• **INSTRUCTIONS FOR THE TASK**
Extract every record, keeping each one exactly as it is.

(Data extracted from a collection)
---*---

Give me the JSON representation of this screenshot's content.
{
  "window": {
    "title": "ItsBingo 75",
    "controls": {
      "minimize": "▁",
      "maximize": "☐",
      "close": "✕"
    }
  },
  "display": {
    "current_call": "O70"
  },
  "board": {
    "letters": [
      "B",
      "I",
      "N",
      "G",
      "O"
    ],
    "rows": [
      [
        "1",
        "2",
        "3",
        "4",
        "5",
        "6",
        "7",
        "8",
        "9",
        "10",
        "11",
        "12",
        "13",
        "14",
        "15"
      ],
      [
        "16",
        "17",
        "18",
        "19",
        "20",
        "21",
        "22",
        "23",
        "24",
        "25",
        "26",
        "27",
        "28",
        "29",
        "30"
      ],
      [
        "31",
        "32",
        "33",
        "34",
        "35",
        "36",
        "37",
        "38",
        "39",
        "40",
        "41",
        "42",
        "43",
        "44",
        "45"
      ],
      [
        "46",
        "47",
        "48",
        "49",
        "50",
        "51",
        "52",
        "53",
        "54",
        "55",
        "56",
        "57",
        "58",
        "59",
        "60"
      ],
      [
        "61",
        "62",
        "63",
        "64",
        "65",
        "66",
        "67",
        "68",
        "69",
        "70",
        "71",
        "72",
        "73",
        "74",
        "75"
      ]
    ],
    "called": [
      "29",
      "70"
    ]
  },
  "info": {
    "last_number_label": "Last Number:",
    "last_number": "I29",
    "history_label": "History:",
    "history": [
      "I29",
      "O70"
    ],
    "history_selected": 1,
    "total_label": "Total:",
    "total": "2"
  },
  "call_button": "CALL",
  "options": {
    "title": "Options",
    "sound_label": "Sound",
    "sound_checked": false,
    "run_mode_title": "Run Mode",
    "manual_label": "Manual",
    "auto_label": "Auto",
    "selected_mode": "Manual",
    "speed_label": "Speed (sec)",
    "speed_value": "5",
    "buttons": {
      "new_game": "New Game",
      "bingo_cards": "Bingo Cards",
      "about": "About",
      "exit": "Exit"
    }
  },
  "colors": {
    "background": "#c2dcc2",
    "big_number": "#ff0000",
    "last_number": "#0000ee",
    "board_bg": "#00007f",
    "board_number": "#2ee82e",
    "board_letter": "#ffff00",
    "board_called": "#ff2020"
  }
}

---*---

• **WRITTEN ANSWER**
Give me the JSON representation of this screenshot's content.
{
  "window": {
    "title": "ItsBingo 75",
    "controls": {
      "minimize": "▁",
      "maximize": "☐",
      "close": "✕"
    }
  },
  "display": {
    "current_call": "O70"
  },
  "board": {
    "letters": [
      "B",
      "I",
      "N",
      "G",
      "O"
    ],
    "rows": [
      [
        "1",
        "2",
        "3",
        "4",
        "5",
        "6",
        "7",
        "8",
        "9",
        "10",
        "11",
        "12",
        "13",
        "14",
        "15"
      ],
      [
        "16",
        "17",
        "18",
        "19",
        "20",
        "21",
        "22",
        "23",
        "24",
        "25",
        "26",
        "27",
        "28",
        "29",
        "30"
      ],
      [
        "31",
        "32",
        "33",
        "34",
        "35",
        "36",
        "37",
        "38",
        "39",
        "40",
        "41",
        "42",
        "43",
        "44",
        "45"
      ],
      [
        "46",
        "47",
        "48",
        "49",
        "50",
        "51",
        "52",
        "53",
        "54",
        "55",
        "56",
        "57",
        "58",
        "59",
        "60"
      ],
      [
        "61",
        "62",
        "63",
        "64",
        "65",
        "66",
        "67",
        "68",
        "69",
        "70",
        "71",
        "72",
        "73",
        "74",
        "75"
      ]
    ],
    "called": [
      "29",
      "70"
    ]
  },
  "info": {
    "last_number_label": "Last Number:",
    "last_number": "I29",
    "history_label": "History:",
    "history": [
      "I29",
      "O70"
    ],
    "history_selected": 1,
    "total_label": "Total:",
    "total": "2"
  },
  "call_button": "CALL",
  "options": {
    "title": "Options",
    "sound_label": "Sound",
    "sound_checked": false,
    "run_mode_title": "Run Mode",
    "manual_label": "Manual",
    "auto_label": "Auto",
    "selected_mode": "Manual",
    "speed_label": "Speed (sec)",
    "speed_value": "5",
    "buttons": {
      "new_game": "New Game",
      "bingo_cards": "Bingo Cards",
      "about": "About",
      "exit": "Exit"
    }
  },
  "colors": {
    "background": "#c2dcc2",
    "big_number": "#ff0000",
    "last_number": "#0000ee",
    "board_bg": "#00007f",
    "board_number": "#2ee82e",
    "board_letter": "#ffff00",
    "board_called": "#ff2020"
  }
}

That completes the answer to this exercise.